• [Data in this exercise]:

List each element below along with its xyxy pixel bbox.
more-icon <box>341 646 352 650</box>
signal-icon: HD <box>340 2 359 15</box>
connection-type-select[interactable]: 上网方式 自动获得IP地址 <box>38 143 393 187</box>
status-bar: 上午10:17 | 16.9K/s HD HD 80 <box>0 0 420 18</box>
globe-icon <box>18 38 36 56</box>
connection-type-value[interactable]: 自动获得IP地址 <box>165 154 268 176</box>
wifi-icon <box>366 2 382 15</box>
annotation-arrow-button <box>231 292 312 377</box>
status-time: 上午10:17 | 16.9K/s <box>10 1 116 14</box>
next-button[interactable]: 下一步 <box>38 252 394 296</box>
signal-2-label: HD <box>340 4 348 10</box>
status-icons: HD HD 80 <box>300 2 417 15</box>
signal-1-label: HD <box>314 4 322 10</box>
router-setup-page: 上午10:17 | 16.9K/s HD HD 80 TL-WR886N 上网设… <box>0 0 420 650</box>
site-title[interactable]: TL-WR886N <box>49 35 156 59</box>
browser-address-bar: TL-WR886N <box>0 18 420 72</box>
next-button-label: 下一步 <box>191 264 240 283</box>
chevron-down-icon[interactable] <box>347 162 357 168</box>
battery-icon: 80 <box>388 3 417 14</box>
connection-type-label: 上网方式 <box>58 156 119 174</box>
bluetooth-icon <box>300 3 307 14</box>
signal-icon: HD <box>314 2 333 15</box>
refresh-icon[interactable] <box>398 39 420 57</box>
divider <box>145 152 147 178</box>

• [Problem statement]:
Copy the records above, swapping every "signal-icon" for "antenna-icon" and leaving everything else unchanged.

• [Result for this task]:
List each element below along with its xyxy pixel bbox.
more-icon <box>341 646 352 650</box>
antenna-icon: HD <box>340 2 359 15</box>
connection-type-select[interactable]: 上网方式 自动获得IP地址 <box>38 143 393 187</box>
status-bar: 上午10:17 | 16.9K/s HD HD 80 <box>0 0 420 18</box>
globe-icon <box>18 38 36 56</box>
connection-type-value[interactable]: 自动获得IP地址 <box>165 154 268 176</box>
wifi-icon <box>366 2 382 15</box>
annotation-arrow-button <box>231 292 312 377</box>
status-time: 上午10:17 | 16.9K/s <box>10 1 116 14</box>
next-button[interactable]: 下一步 <box>38 252 394 296</box>
signal-2-label: HD <box>340 4 348 10</box>
status-icons: HD HD 80 <box>300 2 417 15</box>
signal-1-label: HD <box>314 4 322 10</box>
router-setup-page: 上午10:17 | 16.9K/s HD HD 80 TL-WR886N 上网设… <box>0 0 420 650</box>
site-title[interactable]: TL-WR886N <box>49 35 156 59</box>
browser-address-bar: TL-WR886N <box>0 18 420 72</box>
next-button-label: 下一步 <box>191 264 240 283</box>
chevron-down-icon[interactable] <box>347 162 357 168</box>
battery-icon: 80 <box>388 3 417 14</box>
connection-type-label: 上网方式 <box>58 156 119 174</box>
bluetooth-icon <box>300 3 307 14</box>
antenna-icon: HD <box>314 2 333 15</box>
refresh-icon[interactable] <box>398 39 420 57</box>
divider <box>145 152 147 178</box>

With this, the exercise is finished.